→ TEKS HALAMAN
Menurut Luhut, perkembangan situasi saat ini mengharuskan advokat berpikir ulang tentang makna wadah tunggal. Ia mengakui pentingnya wadah tunggal, namun tidak dimaknai tunggal secara kelembagaan yang memegang satu-satunya kewenangan. 

 

“Itu memang kita harus single bar tapi tidak pada kewenangan. Jadi bukan kewenangan yang dipegang oleh satu orang tapi standarnya,” ujar Luhut kepada hukumonline.

 

Luhut menginginkan adanya semacam dewan kode etik atau dewan standar nasional yang perlu dibuat bersama oleh organisasi-organisasi advokat yang ada saat ini. Menurut Luhut, semangat ini jauh lebih penting dari pada sekadar mempersatukan organisasi yang jumlahnya terlanjur banyak seperti saat ini. 

 

“Dari pada organisasinya disatukan kayak dulu. Monopolistik. Makanya pecah-pecah,” tambah Luhut.

 

Saat ditanya apakah ini berarti permisif dengan keberadaan tiga kepengurusan PERADI, Luhut menjelaskan jumlah organisasi advokat yang lebih dari satu bukanlah masalah yang sebenarnya. Dengan perkembangan situasi saat ini, kebutuhan yang sifatnya lebih mendesak adalah standarisasi organisasi yang seragam. Luhut mengumpamakan hal ini dengan jumlah Fakultas Hukum yang juga tidak hanya satu.

 

(Baca: Jelang Munas, Ketiga Kubu PERADI Sepakat Bersatu Kembali)

 

“Sama saja ilustrasinya dengan fakultas hukum. Ada negeri ada swasta. Bahkan sekarang swasta makin diberikan peranan. Dia bisa (punya) Profesor bisa Doktor. Kan ada BAN (Badan Akreditasi Nasional). Jadi agak ke situ,” terangnya.

→ INSTRUKSI YANG DIBERIKAN 1
Salin bagian teks tentang organisasi advokat dari "Saat ditanya apakah" sampai "tidak hanya satu.".
→ INSTRUKSI YANG DIBERIKAN 2
Menurut teks tentang organisasi advokat, apa yang diinginkan Luhut untuk dibuat bersama oleh organisasi-organisasi advokat yang ada saat ini?
→ INSTRUKSI YANG DIBERIKAN 3
Terjemahkan kalimat dari teks tentang organisasi advokat ini ke dalam bahasa Inggris: "Luhut mengumpamakan hal ini dengan jumlah Fakultas Hukum yang juga tidak hanya satu."

→ DATA YANG DISEDIAKAN
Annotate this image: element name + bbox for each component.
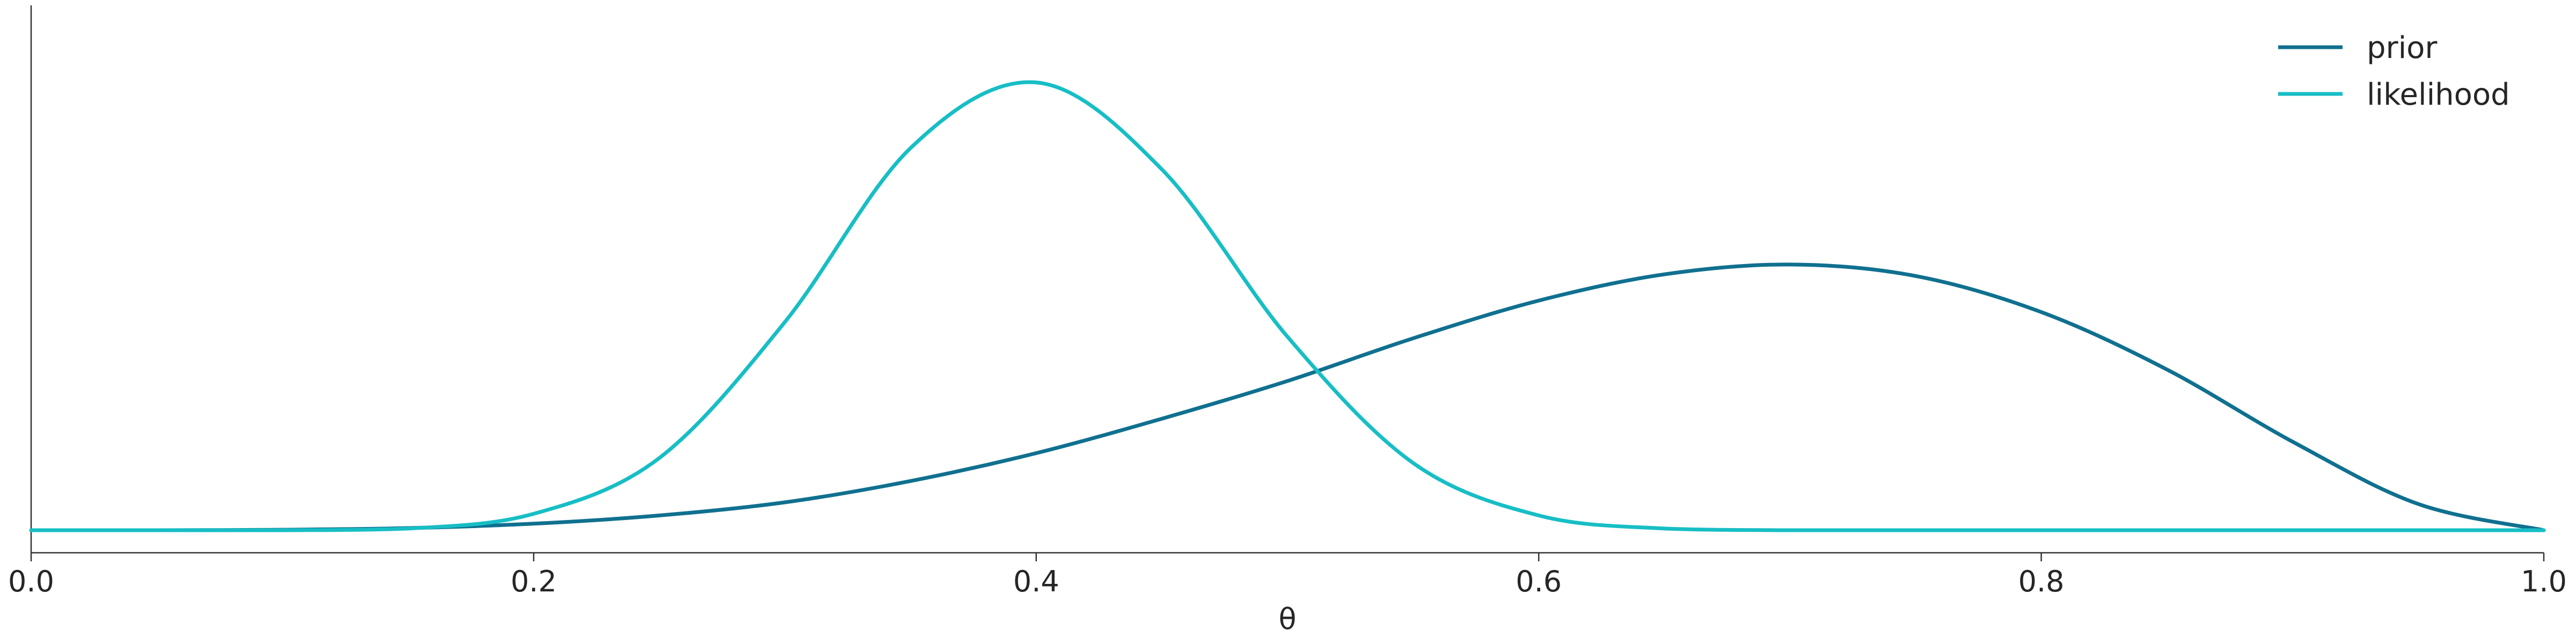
series-line-likelihood — [29, 80, 2546, 532]
series-line-prior — [29, 262, 2546, 532]
legend-entries: prior likelihood — [2278, 31, 2510, 112]
legend: prior likelihood — [2278, 31, 2510, 112]
x-ticks: 0.0 0.2 0.4 0.6 0.8 1.0 — [8, 553, 2567, 598]
x-axis-label: θ — [1278, 602, 1296, 636]
x-tick-label: 0.6 — [1516, 565, 1562, 598]
x-tick-label: 0.8 — [2018, 565, 2065, 598]
x-tick-label: 1.0 — [2521, 565, 2567, 598]
x-tick-label: 0.4 — [1013, 565, 1059, 598]
legend-label-prior: prior — [2367, 31, 2438, 65]
series-lines — [29, 80, 2546, 532]
legend-label-likelihood: likelihood — [2367, 77, 2510, 112]
plot-area: 0.0 0.2 0.4 0.6 0.8 1.0 θ — [8, 5, 2567, 636]
x-tick-label: 0.2 — [510, 565, 557, 598]
x-tick-label: 0.0 — [8, 565, 54, 598]
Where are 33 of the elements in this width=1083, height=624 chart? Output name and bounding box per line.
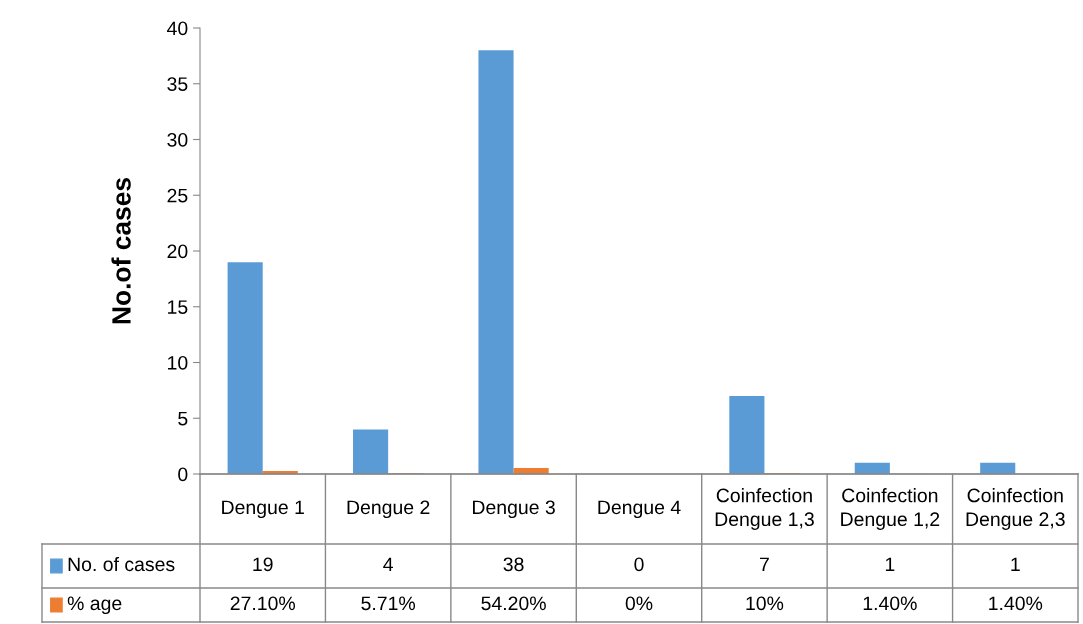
x-tick-label: Coinfection Dengue 1,2 <box>841 488 940 530</box>
data-label: 1 <box>1011 557 1020 572</box>
data-label: 10% <box>746 596 784 611</box>
x-tick-label: Dengue 1 <box>222 500 304 519</box>
y-tick-label: 30 <box>167 132 188 147</box>
data-label: 38 <box>503 557 524 572</box>
data-label: 19 <box>253 557 273 572</box>
y-tick-label: 40 <box>167 21 188 36</box>
x-tick-label: Coinfection Dengue 1,3 <box>715 488 814 530</box>
x-tick-label: Dengue 4 <box>598 500 681 519</box>
data-label: 5.71% <box>361 596 416 611</box>
y-tick-label: 0 <box>178 467 188 482</box>
data-label: 54.20% <box>481 596 546 611</box>
y-tick-label: 15 <box>168 300 188 314</box>
y-tick-label: 25 <box>167 188 188 203</box>
data-label: 1.40% <box>863 596 917 611</box>
legend-label: % age <box>67 596 122 615</box>
x-tick-label: Coinfection Dengue 2,3 <box>966 488 1065 530</box>
data-label: 0 <box>634 557 644 572</box>
legend-label: No. of cases <box>68 556 175 572</box>
x-tick-label: Dengue 2 <box>347 500 430 519</box>
y-tick-label: 10 <box>168 355 188 370</box>
x-tick-label: Dengue 3 <box>473 500 555 519</box>
y-tick-label: 5 <box>178 411 188 426</box>
y-tick-label: 35 <box>167 77 188 91</box>
data-label: 7 <box>760 557 769 572</box>
data-label: 4 <box>383 557 393 572</box>
y-tick-label: 20 <box>167 244 188 259</box>
data-label: 1.40% <box>989 596 1043 611</box>
y-axis-title: No.of cases <box>111 178 131 324</box>
data-label: 0% <box>625 596 653 611</box>
data-label: 1 <box>885 557 895 572</box>
data-label: 27.10% <box>230 596 295 611</box>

→ HASIL TUGAS 1
Saat ditanya apakah ini berarti permisif dengan keberadaan tiga kepengurusan PERADI, Luhut menjelaskan jumlah organisasi advokat yang lebih dari satu bukanlah masalah yang sebenarnya. Dengan perkembangan situasi saat ini, kebutuhan yang sifatnya lebih mendesak adalah standarisasi organisasi yang seragam. Luhut mengumpamakan hal ini dengan jumlah Fakultas Hukum yang juga tidak hanya satu.

→ HASIL TUGAS 2
Luhut menginginkan semacam dewan kode etik atau dewan standar nasional.

→ HASIL TUGAS 3
Luhut likened this to the number of law schools, of which there is also more than one.